Available records start
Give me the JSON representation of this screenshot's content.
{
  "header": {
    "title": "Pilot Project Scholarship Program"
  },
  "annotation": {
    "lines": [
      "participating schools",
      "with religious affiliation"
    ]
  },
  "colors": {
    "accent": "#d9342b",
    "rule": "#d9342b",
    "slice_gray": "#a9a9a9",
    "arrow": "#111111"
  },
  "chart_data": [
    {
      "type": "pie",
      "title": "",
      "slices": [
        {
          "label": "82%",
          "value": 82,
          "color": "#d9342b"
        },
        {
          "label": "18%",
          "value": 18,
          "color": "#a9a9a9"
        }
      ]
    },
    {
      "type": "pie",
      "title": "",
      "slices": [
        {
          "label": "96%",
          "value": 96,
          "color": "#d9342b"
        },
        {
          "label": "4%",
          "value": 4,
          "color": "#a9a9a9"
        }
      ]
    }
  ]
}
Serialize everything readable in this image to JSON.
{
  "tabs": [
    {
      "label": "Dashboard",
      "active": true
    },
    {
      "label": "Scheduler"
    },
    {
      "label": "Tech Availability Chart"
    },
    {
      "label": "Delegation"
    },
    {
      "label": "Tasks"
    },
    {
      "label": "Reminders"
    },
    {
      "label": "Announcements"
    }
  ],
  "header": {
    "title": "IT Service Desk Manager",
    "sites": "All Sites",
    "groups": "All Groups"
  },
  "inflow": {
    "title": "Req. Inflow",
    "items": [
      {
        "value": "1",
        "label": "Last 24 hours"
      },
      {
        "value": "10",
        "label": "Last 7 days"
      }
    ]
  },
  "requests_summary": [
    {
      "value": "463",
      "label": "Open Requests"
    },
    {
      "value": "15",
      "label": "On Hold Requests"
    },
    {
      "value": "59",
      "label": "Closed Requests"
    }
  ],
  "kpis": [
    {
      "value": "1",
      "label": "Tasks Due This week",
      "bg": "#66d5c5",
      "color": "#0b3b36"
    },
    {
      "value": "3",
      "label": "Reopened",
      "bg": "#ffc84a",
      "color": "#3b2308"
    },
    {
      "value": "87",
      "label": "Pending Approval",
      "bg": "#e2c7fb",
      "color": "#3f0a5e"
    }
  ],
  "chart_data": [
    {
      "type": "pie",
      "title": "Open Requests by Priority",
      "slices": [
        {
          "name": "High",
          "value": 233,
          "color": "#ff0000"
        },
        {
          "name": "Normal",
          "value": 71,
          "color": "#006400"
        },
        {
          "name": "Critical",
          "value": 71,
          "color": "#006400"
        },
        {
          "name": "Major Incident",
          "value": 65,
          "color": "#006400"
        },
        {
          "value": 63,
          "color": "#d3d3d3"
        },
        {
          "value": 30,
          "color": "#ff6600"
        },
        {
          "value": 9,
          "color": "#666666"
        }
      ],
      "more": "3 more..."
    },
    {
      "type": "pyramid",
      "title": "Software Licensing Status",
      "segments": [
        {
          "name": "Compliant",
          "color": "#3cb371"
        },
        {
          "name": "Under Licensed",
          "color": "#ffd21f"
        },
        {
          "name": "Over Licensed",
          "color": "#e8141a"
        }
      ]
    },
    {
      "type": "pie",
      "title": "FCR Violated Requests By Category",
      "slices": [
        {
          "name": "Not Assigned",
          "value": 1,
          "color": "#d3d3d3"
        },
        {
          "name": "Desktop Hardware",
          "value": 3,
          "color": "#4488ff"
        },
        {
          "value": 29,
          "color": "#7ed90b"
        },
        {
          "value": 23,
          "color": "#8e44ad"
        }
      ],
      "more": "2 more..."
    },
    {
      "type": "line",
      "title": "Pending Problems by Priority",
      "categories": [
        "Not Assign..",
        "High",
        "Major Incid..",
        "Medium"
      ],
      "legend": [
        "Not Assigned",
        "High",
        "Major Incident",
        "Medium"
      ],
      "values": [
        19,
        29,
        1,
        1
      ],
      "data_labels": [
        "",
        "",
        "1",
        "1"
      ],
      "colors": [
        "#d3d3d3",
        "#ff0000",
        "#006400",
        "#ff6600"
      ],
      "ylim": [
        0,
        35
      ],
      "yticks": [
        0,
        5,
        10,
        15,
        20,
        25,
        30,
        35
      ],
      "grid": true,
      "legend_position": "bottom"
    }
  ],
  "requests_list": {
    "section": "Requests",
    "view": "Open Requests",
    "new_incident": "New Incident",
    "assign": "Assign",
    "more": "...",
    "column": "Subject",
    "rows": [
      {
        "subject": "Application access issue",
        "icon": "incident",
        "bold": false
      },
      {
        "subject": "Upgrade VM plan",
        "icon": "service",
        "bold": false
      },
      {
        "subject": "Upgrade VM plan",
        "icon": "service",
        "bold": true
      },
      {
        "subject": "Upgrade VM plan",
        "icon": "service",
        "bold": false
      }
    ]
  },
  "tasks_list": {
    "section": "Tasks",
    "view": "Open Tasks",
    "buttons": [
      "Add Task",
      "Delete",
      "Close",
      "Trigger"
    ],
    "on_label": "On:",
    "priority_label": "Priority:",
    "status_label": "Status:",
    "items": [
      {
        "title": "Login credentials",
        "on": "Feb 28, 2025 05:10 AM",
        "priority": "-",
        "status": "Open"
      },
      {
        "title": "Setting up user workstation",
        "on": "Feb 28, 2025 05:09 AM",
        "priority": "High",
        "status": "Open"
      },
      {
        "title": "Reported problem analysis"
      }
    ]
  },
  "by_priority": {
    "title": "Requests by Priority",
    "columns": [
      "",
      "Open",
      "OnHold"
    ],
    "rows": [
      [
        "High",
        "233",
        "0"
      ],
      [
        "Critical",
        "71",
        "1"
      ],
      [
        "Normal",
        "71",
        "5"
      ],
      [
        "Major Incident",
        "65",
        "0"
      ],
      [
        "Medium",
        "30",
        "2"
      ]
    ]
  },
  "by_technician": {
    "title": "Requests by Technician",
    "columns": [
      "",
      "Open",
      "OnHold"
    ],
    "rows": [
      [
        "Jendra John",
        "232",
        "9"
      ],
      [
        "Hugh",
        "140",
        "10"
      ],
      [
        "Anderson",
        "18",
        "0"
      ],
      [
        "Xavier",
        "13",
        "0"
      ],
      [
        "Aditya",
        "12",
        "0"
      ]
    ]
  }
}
Available records end
Exercise requirements:
Word for word, quote all of the data above.

Task answer:
Give me the JSON representation of this screenshot's content.
{
  "header": {
    "title": "Pilot Project Scholarship Program"
  },
  "annotation": {
    "lines": [
      "participating schools",
      "with religious affiliation"
    ]
  },
  "colors": {
    "accent": "#d9342b",
    "rule": "#d9342b",
    "slice_gray": "#a9a9a9",
    "arrow": "#111111"
  },
  "chart_data": [
    {
      "type": "pie",
      "title": "",
      "slices": [
        {
          "label": "82%",
          "value": 82,
          "color": "#d9342b"
        },
        {
          "label": "18%",
          "value": 18,
          "color": "#a9a9a9"
        }
      ]
    },
    {
      "type": "pie",
      "title": "",
      "slices": [
        {
          "label": "96%",
          "value": 96,
          "color": "#d9342b"
        },
        {
          "label": "4%",
          "value": 4,
          "color": "#a9a9a9"
        }
      ]
    }
  ]
}
Serialize everything readable in this image to JSON.
{
  "tabs": [
    {
      "label": "Dashboard",
      "active": true
    },
    {
      "label": "Scheduler"
    },
    {
      "label": "Tech Availability Chart"
    },
    {
      "label": "Delegation"
    },
    {
      "label": "Tasks"
    },
    {
      "label": "Reminders"
    },
    {
      "label": "Announcements"
    }
  ],
  "header": {
    "title": "IT Service Desk Manager",
    "sites": "All Sites",
    "groups": "All Groups"
  },
  "inflow": {
    "title": "Req. Inflow",
    "items": [
      {
        "value": "1",
        "label": "Last 24 hours"
      },
      {
        "value": "10",
        "label": "Last 7 days"
      }
    ]
  },
  "requests_summary": [
    {
      "value": "463",
      "label": "Open Requests"
    },
    {
      "value": "15",
      "label": "On Hold Requests"
    },
    {
      "value": "59",
      "label": "Closed Requests"
    }
  ],
  "kpis": [
    {
      "value": "1",
      "label": "Tasks Due This week",
      "bg": "#66d5c5",
      "color": "#0b3b36"
    },
    {
      "value": "3",
      "label": "Reopened",
      "bg": "#ffc84a",
      "color": "#3b2308"
    },
    {
      "value": "87",
      "label": "Pending Approval",
      "bg": "#e2c7fb",
      "color": "#3f0a5e"
    }
  ],
  "chart_data": [
    {
      "type": "pie",
      "title": "Open Requests by Priority",
      "slices": [
        {
          "name": "High",
          "value": 233,
          "color": "#ff0000"
        },
        {
          "name": "Normal",
          "value": 71,
          "color": "#006400"
        },
        {
          "name": "Critical",
          "value": 71,
          "color": "#006400"
        },
        {
          "name": "Major Incident",
          "value": 65,
          "color": "#006400"
        },
        {
          "value": 63,
          "color": "#d3d3d3"
        },
        {
          "value": 30,
          "color": "#ff6600"
        },
        {
          "value": 9,
          "color": "#666666"
        }
      ],
      "more": "3 more..."
    },
    {
      "type": "pyramid",
      "title": "Software Licensing Status",
      "segments": [
        {
          "name": "Compliant",
          "color": "#3cb371"
        },
        {
          "name": "Under Licensed",
          "color": "#ffd21f"
        },
        {
          "name": "Over Licensed",
          "color": "#e8141a"
        }
      ]
    },
    {
      "type": "pie",
      "title": "FCR Violated Requests By Category",
      "slices": [
        {
          "name": "Not Assigned",
          "value": 1,
          "color": "#d3d3d3"
        },
        {
          "name": "Desktop Hardware",
          "value": 3,
          "color": "#4488ff"
        },
        {
          "value": 29,
          "color": "#7ed90b"
        },
        {
          "value": 23,
          "color": "#8e44ad"
        }
      ],
      "more": "2 more..."
    },
    {
      "type": "line",
      "title": "Pending Problems by Priority",
      "categories": [
        "Not Assign..",
        "High",
        "Major Incid..",
        "Medium"
      ],
      "legend": [
        "Not Assigned",
        "High",
        "Major Incident",
        "Medium"
      ],
      "values": [
        19,
        29,
        1,
        1
      ],
      "data_labels": [
        "",
        "",
        "1",
        "1"
      ],
      "colors": [
        "#d3d3d3",
        "#ff0000",
        "#006400",
        "#ff6600"
      ],
      "ylim": [
        0,
        35
      ],
      "yticks": [
        0,
        5,
        10,
        15,
        20,
        25,
        30,
        35
      ],
      "grid": true,
      "legend_position": "bottom"
    }
  ],
  "requests_list": {
    "section": "Requests",
    "view": "Open Requests",
    "new_incident": "New Incident",
    "assign": "Assign",
    "more": "...",
    "column": "Subject",
    "rows": [
      {
        "subject": "Application access issue",
        "icon": "incident",
        "bold": false
      },
      {
        "subject": "Upgrade VM plan",
        "icon": "service",
        "bold": false
      },
      {
        "subject": "Upgrade VM plan",
        "icon": "service",
        "bold": true
      },
      {
        "subject": "Upgrade VM plan",
        "icon": "service",
        "bold": false
      }
    ]
  },
  "tasks_list": {
    "section": "Tasks",
    "view": "Open Tasks",
    "buttons": [
      "Add Task",
      "Delete",
      "Close",
      "Trigger"
    ],
    "on_label": "On:",
    "priority_label": "Priority:",
    "status_label": "Status:",
    "items": [
      {
        "title": "Login credentials",
        "on": "Feb 28, 2025 05:10 AM",
        "priority": "-",
        "status": "Open"
      },
      {
        "title": "Setting up user workstation",
        "on": "Feb 28, 2025 05:09 AM",
        "priority": "High",
        "status": "Open"
      },
      {
        "title": "Reported problem analysis"
      }
    ]
  },
  "by_priority": {
    "title": "Requests by Priority",
    "columns": [
      "",
      "Open",
      "OnHold"
    ],
    "rows": [
      [
        "High",
        "233",
        "0"
      ],
      [
        "Critical",
        "71",
        "1"
      ],
      [
        "Normal",
        "71",
        "5"
      ],
      [
        "Major Incident",
        "65",
        "0"
      ],
      [
        "Medium",
        "30",
        "2"
      ]
    ]
  },
  "by_technician": {
    "title": "Requests by Technician",
    "columns": [
      "",
      "Open",
      "OnHold"
    ],
    "rows": [
      [
        "Jendra John",
        "232",
        "9"
      ],
      [
        "Hugh",
        "140",
        "10"
      ],
      [
        "Anderson",
        "18",
        "0"
      ],
      [
        "Xavier",
        "13",
        "0"
      ],
      [
        "Aditya",
        "12",
        "0"
      ]
    ]
  }
}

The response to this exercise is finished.